§ PROBLEM TO SOLVE
Check each line of the material below for "confirmed". Report how many have it, with no other words.

>>>

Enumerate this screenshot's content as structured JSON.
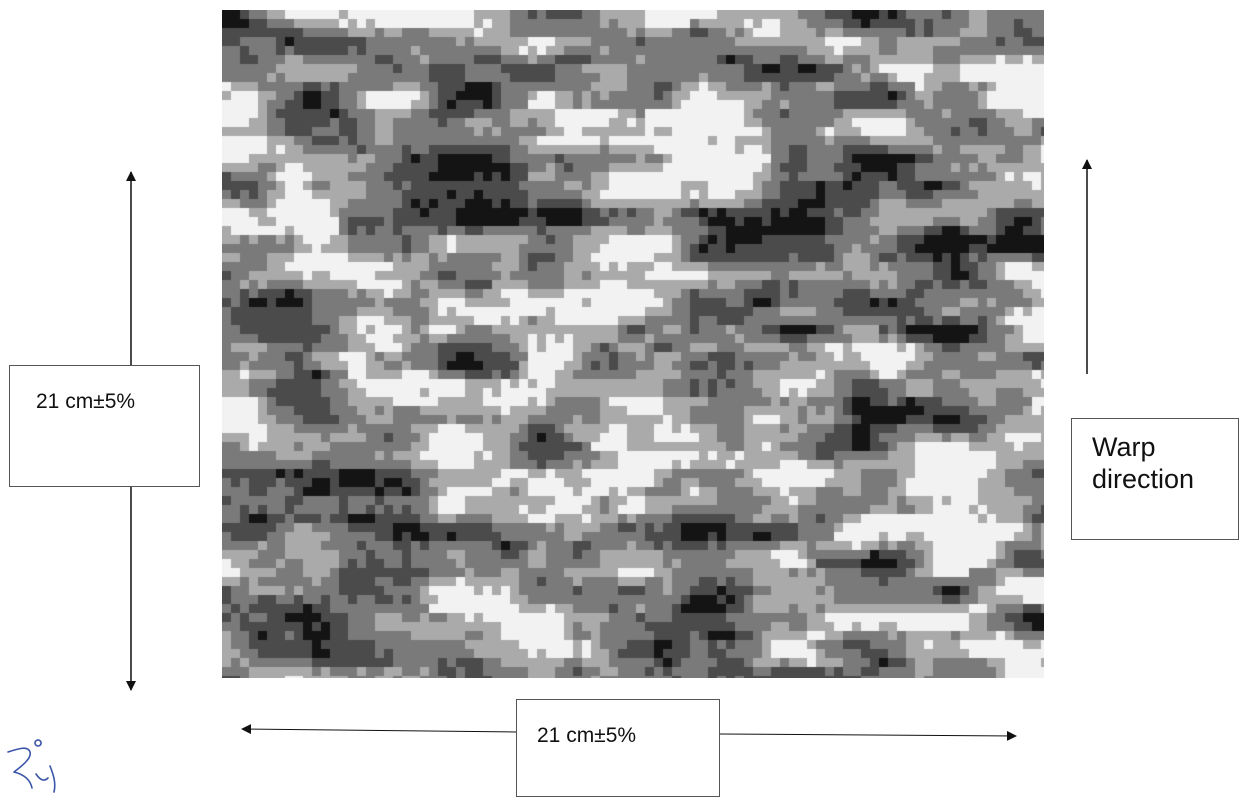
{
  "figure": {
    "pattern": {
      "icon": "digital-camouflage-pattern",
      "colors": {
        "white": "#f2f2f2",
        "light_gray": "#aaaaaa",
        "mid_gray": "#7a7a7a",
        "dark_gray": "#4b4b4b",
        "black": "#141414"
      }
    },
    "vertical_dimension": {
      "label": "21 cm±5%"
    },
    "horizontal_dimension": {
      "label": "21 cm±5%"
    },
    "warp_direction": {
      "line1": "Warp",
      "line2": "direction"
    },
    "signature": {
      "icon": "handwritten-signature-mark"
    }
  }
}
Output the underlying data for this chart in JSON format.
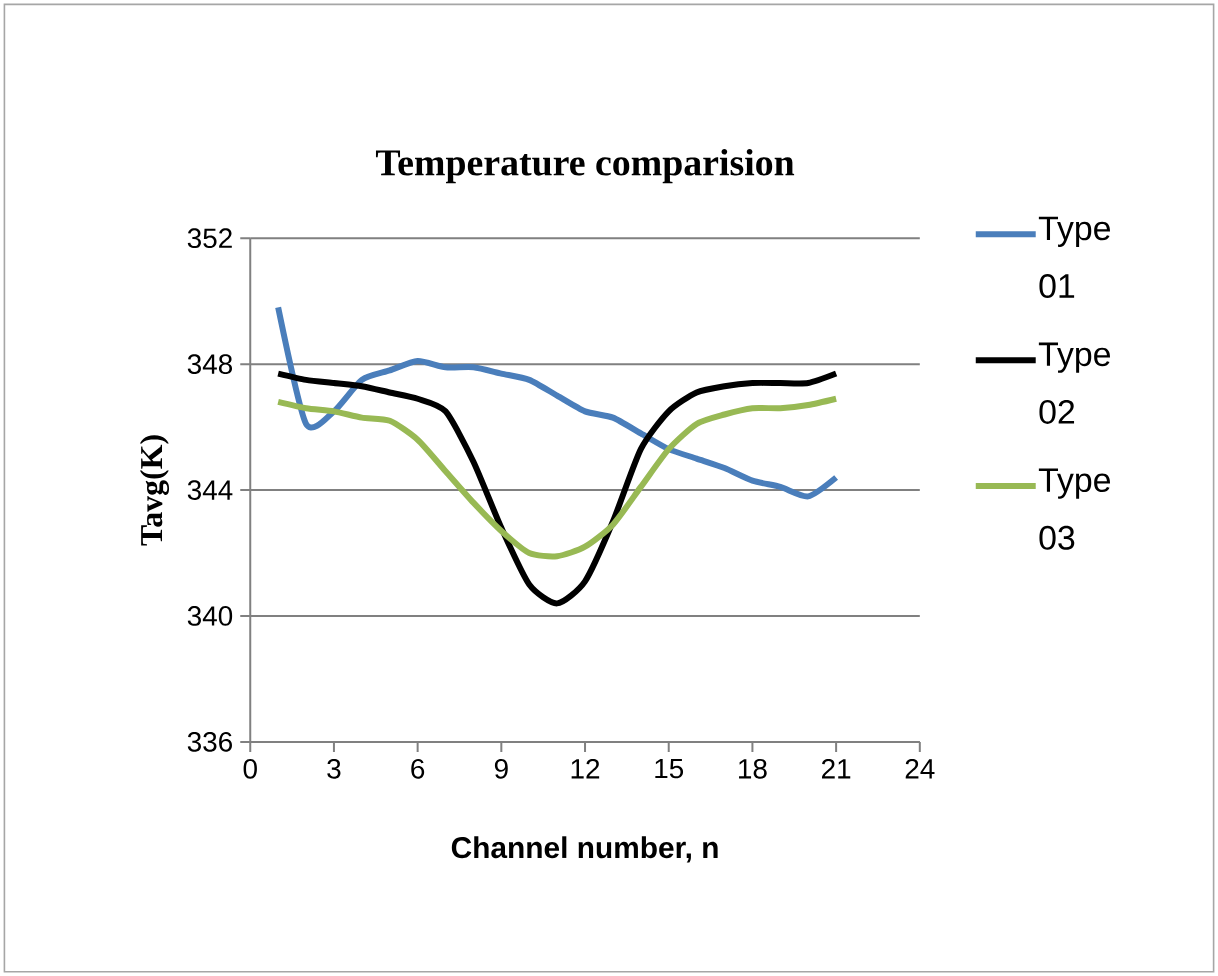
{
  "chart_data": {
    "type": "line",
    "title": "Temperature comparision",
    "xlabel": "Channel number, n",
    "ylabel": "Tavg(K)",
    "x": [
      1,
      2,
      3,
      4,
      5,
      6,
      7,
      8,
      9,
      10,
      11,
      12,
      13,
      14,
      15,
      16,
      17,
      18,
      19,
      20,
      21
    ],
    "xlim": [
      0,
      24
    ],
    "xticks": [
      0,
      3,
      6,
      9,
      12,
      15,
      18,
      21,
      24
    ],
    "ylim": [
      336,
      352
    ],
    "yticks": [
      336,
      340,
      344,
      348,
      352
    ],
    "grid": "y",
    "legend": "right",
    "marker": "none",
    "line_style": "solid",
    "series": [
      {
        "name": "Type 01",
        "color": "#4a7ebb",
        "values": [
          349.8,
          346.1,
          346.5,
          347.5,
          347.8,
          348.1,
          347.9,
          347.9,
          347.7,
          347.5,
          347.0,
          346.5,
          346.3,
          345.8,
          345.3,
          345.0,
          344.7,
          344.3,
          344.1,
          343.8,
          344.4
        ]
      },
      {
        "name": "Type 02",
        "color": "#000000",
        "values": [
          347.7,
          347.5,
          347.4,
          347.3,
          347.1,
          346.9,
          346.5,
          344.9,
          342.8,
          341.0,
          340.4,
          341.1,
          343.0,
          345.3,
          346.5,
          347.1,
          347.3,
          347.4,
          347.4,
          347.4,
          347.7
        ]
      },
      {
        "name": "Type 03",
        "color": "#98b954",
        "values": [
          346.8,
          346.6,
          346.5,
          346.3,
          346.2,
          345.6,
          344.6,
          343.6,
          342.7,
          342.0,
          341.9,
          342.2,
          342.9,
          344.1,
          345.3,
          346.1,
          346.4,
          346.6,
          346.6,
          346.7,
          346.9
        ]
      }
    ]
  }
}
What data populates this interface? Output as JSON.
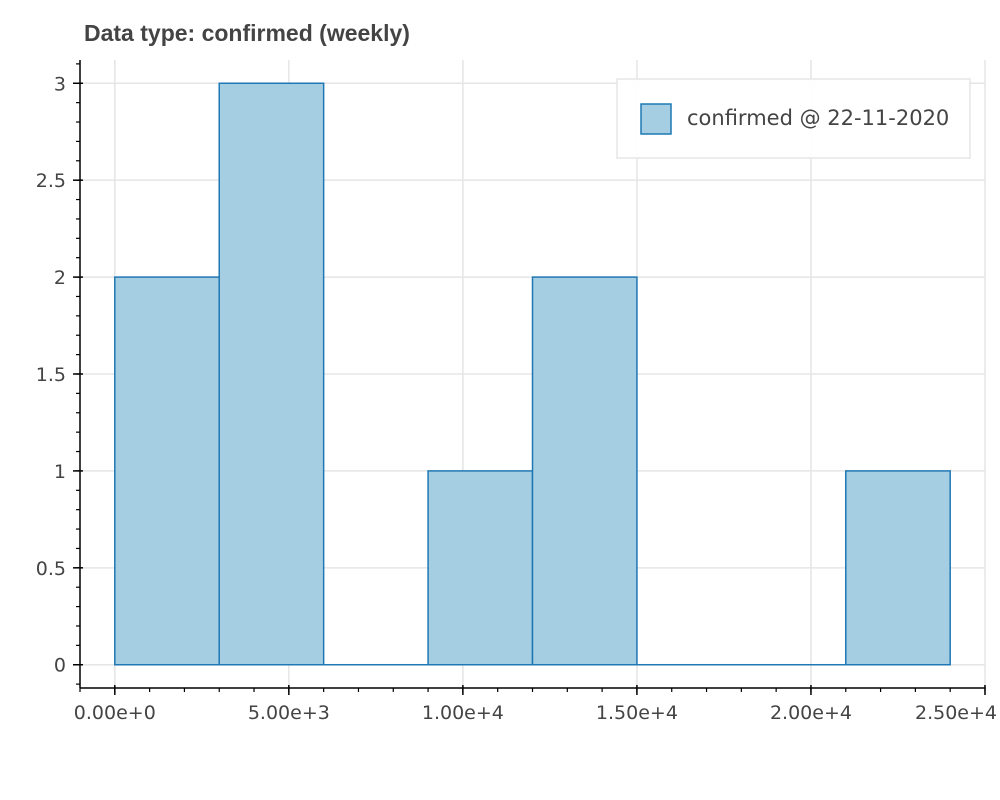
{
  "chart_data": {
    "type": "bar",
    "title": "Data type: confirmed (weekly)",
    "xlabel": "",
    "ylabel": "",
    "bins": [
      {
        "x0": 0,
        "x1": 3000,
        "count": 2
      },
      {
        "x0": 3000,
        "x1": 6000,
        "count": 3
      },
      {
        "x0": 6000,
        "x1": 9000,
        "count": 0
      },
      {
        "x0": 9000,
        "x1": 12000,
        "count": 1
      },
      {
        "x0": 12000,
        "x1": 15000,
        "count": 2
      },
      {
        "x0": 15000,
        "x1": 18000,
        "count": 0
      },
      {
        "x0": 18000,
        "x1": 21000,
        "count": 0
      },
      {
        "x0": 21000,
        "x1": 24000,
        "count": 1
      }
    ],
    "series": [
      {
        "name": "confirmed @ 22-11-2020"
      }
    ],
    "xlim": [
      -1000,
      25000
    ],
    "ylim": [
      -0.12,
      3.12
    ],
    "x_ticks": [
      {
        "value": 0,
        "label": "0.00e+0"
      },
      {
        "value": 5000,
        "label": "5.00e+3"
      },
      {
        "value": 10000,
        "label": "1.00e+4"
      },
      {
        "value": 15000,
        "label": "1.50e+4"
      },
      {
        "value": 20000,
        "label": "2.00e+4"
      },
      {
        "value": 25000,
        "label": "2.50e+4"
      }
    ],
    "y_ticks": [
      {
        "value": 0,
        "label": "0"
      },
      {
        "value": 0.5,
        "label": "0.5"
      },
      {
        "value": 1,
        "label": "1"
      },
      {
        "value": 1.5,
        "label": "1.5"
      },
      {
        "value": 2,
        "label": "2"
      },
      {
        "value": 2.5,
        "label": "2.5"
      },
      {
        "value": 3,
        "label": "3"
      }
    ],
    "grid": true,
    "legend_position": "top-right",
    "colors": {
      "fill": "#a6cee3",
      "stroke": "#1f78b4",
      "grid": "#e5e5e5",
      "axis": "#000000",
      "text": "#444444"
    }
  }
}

<<<

§ COMPLETED EXERCISE
2